どうやら―ウィリアム バロウズによれば、麻薬は「健康」にいいらしい。
しかも―麻薬を打ち続ければ、つねに成長できるようだ。
そればかりか―若く見えることができて、すばらしい長生きも可能だと、彼はいう。

「たいていの常用者は実際の年齢よりも若く見える。科学者たちは最近の実験によって、ミミズに食物を与えないようにすれば、その体を収縮させることができることを発見した。それゆえ、ミミズを周期的に収縮させて絶えず麻薬停止状態を保つようにすることができれば、すばらしく長生きをすることになるだろう」

さらにバロウズは人生を麻薬から学んだ。

「私は麻薬の方程式を学んだ。麻薬は酒やマリファナのような人生の楽しみを増すための手段ではない。麻薬は刺激ではない。麻薬は生き方なのだ」
▬▬▬
■ **課題 a**:
記録の先頭から「candle-body <box>430 282 433 284</box>」を含む行までを、両端の行も含めてすべてそのまま引用してください。
▬▬▬
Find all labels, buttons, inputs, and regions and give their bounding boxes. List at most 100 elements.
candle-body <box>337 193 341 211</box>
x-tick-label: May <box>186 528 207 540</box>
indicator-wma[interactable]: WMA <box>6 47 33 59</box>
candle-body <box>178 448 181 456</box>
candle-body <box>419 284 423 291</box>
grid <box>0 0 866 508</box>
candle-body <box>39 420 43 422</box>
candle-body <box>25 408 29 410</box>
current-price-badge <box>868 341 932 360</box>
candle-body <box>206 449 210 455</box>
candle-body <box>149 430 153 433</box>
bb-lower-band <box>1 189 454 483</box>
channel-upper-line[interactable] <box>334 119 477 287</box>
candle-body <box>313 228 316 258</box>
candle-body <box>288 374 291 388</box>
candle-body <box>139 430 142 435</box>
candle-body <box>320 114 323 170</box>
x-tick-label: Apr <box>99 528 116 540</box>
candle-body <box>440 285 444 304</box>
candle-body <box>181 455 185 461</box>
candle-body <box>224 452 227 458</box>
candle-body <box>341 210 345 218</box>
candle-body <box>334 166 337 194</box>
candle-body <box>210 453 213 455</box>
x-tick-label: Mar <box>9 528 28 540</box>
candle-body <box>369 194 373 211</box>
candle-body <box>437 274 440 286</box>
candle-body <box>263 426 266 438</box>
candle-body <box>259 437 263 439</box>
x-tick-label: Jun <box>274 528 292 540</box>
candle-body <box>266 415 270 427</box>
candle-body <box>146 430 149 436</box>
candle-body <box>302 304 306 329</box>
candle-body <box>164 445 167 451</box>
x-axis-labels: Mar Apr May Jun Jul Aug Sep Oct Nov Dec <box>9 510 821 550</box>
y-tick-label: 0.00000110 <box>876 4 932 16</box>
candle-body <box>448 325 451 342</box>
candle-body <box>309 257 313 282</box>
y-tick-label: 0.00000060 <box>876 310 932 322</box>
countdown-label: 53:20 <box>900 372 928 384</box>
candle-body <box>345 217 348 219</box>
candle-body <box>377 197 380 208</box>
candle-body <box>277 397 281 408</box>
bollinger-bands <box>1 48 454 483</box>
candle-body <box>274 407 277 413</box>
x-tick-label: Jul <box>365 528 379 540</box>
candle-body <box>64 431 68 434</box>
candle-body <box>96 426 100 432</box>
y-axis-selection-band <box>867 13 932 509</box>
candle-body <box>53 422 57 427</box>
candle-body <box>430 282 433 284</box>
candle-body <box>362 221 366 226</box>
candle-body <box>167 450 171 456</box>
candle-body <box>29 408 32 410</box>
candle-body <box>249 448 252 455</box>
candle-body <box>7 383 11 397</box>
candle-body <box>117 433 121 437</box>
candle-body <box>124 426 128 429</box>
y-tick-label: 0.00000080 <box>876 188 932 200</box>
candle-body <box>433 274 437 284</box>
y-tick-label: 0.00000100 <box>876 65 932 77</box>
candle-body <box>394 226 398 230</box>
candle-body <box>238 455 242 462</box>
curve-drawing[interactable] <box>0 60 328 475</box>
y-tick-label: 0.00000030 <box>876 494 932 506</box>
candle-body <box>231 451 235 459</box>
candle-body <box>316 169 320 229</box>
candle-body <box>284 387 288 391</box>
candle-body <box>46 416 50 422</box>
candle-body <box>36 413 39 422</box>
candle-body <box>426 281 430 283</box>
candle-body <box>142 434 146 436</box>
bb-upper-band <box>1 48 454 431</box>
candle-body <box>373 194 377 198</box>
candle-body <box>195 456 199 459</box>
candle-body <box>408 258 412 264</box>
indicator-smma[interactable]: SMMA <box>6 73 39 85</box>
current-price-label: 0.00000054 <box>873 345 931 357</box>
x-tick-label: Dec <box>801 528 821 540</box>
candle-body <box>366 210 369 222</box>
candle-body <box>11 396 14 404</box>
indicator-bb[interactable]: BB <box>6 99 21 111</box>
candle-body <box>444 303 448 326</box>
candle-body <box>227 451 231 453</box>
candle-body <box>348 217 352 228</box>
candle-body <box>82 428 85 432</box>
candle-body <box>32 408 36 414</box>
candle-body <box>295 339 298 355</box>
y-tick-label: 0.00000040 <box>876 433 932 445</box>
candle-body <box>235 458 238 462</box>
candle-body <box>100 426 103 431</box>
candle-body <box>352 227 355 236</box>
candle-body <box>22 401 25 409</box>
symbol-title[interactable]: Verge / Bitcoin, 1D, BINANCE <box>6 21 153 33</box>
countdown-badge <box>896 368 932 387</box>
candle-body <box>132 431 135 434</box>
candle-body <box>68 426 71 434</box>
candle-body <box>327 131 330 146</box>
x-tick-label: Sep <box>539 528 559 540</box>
▬▬▬
■ **課題 b**:
本文によると、たいていの常用者は実際の年齢と比べてどのように見えるとされていますか。

■ **解答例 a**:
Find all labels, buttons, inputs, and regions and give their bounding boxes. List at most 100 elements.
candle-body <box>337 193 341 211</box>
x-tick-label: May <box>186 528 207 540</box>
indicator-wma[interactable]: WMA <box>6 47 33 59</box>
candle-body <box>178 448 181 456</box>
candle-body <box>419 284 423 291</box>
grid <box>0 0 866 508</box>
candle-body <box>39 420 43 422</box>
candle-body <box>25 408 29 410</box>
current-price-badge <box>868 341 932 360</box>
candle-body <box>206 449 210 455</box>
candle-body <box>149 430 153 433</box>
bb-lower-band <box>1 189 454 483</box>
channel-upper-line[interactable] <box>334 119 477 287</box>
candle-body <box>313 228 316 258</box>
candle-body <box>288 374 291 388</box>
candle-body <box>139 430 142 435</box>
candle-body <box>320 114 323 170</box>
x-tick-label: Apr <box>99 528 116 540</box>
candle-body <box>440 285 444 304</box>
candle-body <box>181 455 185 461</box>
candle-body <box>224 452 227 458</box>
candle-body <box>341 210 345 218</box>
candle-body <box>334 166 337 194</box>
candle-body <box>210 453 213 455</box>
x-tick-label: Mar <box>9 528 28 540</box>
candle-body <box>369 194 373 211</box>
candle-body <box>437 274 440 286</box>
candle-body <box>263 426 266 438</box>
candle-body <box>259 437 263 439</box>
x-tick-label: Jun <box>274 528 292 540</box>
candle-body <box>266 415 270 427</box>
candle-body <box>146 430 149 436</box>
candle-body <box>302 304 306 329</box>
candle-body <box>164 445 167 451</box>
x-axis-labels: Mar Apr May Jun Jul Aug Sep Oct Nov Dec <box>9 510 821 550</box>
y-tick-label: 0.00000110 <box>876 4 932 16</box>
candle-body <box>448 325 451 342</box>
candle-body <box>309 257 313 282</box>
y-tick-label: 0.00000060 <box>876 310 932 322</box>
countdown-label: 53:20 <box>900 372 928 384</box>
candle-body <box>345 217 348 219</box>
candle-body <box>377 197 380 208</box>
candle-body <box>277 397 281 408</box>
bollinger-bands <box>1 48 454 483</box>
candle-body <box>274 407 277 413</box>
x-tick-label: Jul <box>365 528 379 540</box>
candle-body <box>64 431 68 434</box>
candle-body <box>96 426 100 432</box>
y-axis-selection-band <box>867 13 932 509</box>
candle-body <box>53 422 57 427</box>
candle-body <box>430 282 433 284</box>

■ **解答例 b**:
実際の年齢よりも若く見えるとされています。